# DO THIS:
Images appear in the records below; leave them out and repeat everything else exactly.

* begin DATASET ENTRIES *

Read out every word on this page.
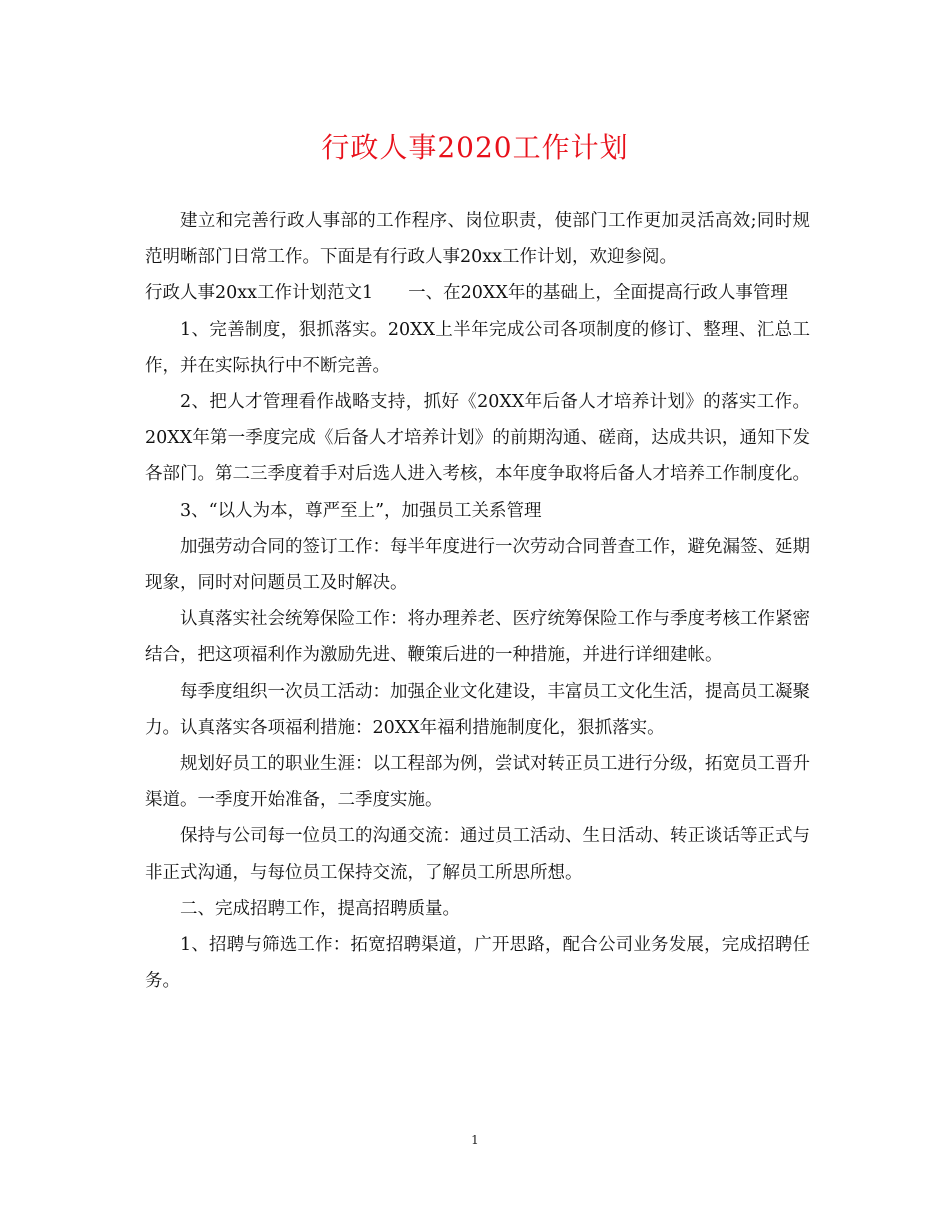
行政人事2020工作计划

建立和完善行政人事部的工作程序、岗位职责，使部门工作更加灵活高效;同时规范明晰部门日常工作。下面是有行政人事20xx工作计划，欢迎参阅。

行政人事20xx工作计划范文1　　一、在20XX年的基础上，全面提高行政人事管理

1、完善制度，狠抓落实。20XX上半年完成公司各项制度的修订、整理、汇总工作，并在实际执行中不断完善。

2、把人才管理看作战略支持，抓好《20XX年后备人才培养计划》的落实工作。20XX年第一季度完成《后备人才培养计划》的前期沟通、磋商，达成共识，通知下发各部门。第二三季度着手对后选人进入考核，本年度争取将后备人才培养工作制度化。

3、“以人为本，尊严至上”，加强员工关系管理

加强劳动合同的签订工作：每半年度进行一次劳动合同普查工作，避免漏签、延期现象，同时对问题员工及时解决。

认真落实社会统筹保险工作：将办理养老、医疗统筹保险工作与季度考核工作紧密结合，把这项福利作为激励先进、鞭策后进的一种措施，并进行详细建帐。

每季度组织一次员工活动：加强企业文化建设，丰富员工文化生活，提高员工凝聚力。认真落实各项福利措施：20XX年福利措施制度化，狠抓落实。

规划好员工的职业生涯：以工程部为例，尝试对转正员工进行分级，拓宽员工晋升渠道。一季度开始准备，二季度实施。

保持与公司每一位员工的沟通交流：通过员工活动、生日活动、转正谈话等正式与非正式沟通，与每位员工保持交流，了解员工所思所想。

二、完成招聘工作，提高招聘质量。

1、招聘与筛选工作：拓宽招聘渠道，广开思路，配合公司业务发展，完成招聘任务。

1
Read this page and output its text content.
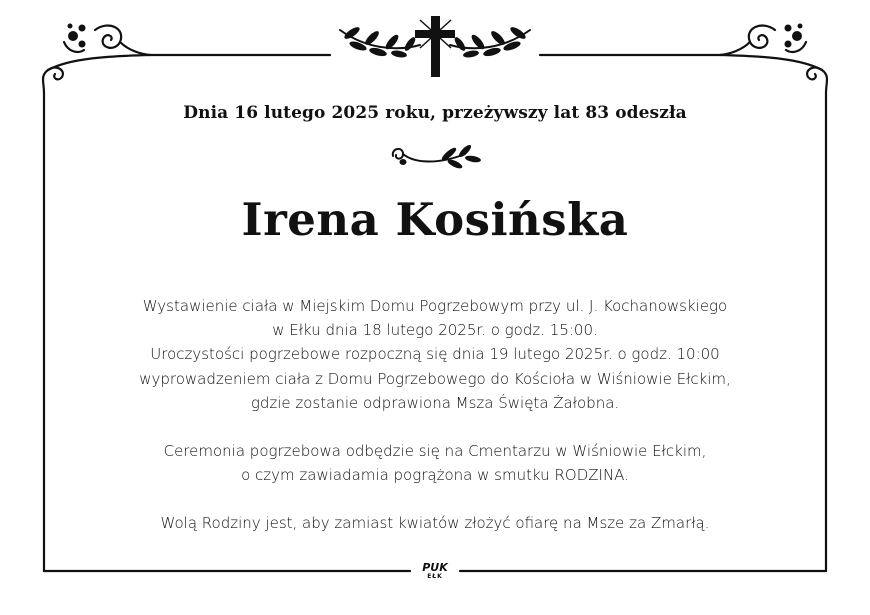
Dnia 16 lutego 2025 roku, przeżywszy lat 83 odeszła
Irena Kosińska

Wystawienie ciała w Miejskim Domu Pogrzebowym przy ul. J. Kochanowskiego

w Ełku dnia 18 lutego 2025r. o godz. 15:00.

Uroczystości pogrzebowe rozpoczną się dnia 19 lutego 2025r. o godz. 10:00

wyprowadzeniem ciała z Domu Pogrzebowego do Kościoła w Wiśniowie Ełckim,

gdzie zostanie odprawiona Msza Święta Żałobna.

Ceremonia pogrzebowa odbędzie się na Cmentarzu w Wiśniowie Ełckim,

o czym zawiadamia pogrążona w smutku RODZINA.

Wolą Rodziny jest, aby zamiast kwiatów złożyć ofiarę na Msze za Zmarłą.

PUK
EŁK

* end DATASET ENTRIES *

# WRITTEN RESPONSE:
Read out every word on this page.
行政人事2020工作计划

建立和完善行政人事部的工作程序、岗位职责，使部门工作更加灵活高效;同时规范明晰部门日常工作。下面是有行政人事20xx工作计划，欢迎参阅。

行政人事20xx工作计划范文1　　一、在20XX年的基础上，全面提高行政人事管理

1、完善制度，狠抓落实。20XX上半年完成公司各项制度的修订、整理、汇总工作，并在实际执行中不断完善。

2、把人才管理看作战略支持，抓好《20XX年后备人才培养计划》的落实工作。20XX年第一季度完成《后备人才培养计划》的前期沟通、磋商，达成共识，通知下发各部门。第二三季度着手对后选人进入考核，本年度争取将后备人才培养工作制度化。

3、“以人为本，尊严至上”，加强员工关系管理

加强劳动合同的签订工作：每半年度进行一次劳动合同普查工作，避免漏签、延期现象，同时对问题员工及时解决。

认真落实社会统筹保险工作：将办理养老、医疗统筹保险工作与季度考核工作紧密结合，把这项福利作为激励先进、鞭策后进的一种措施，并进行详细建帐。

每季度组织一次员工活动：加强企业文化建设，丰富员工文化生活，提高员工凝聚力。认真落实各项福利措施：20XX年福利措施制度化，狠抓落实。

规划好员工的职业生涯：以工程部为例，尝试对转正员工进行分级，拓宽员工晋升渠道。一季度开始准备，二季度实施。

保持与公司每一位员工的沟通交流：通过员工活动、生日活动、转正谈话等正式与非正式沟通，与每位员工保持交流，了解员工所思所想。

二、完成招聘工作，提高招聘质量。

1、招聘与筛选工作：拓宽招聘渠道，广开思路，配合公司业务发展，完成招聘任务。

1
Read this page and output its text content.
Dnia 16 lutego 2025 roku, przeżywszy lat 83 odeszła
Irena Kosińska

Wystawienie ciała w Miejskim Domu Pogrzebowym przy ul. J. Kochanowskiego

w Ełku dnia 18 lutego 2025r. o godz. 15:00.

Uroczystości pogrzebowe rozpoczną się dnia 19 lutego 2025r. o godz. 10:00

wyprowadzeniem ciała z Domu Pogrzebowego do Kościoła w Wiśniowie Ełckim,

gdzie zostanie odprawiona Msza Święta Żałobna.

Ceremonia pogrzebowa odbędzie się na Cmentarzu w Wiśniowie Ełckim,

o czym zawiadamia pogrążona w smutku RODZINA.

Wolą Rodziny jest, aby zamiast kwiatów złożyć ofiarę na Msze za Zmarłą.

PUK
EŁK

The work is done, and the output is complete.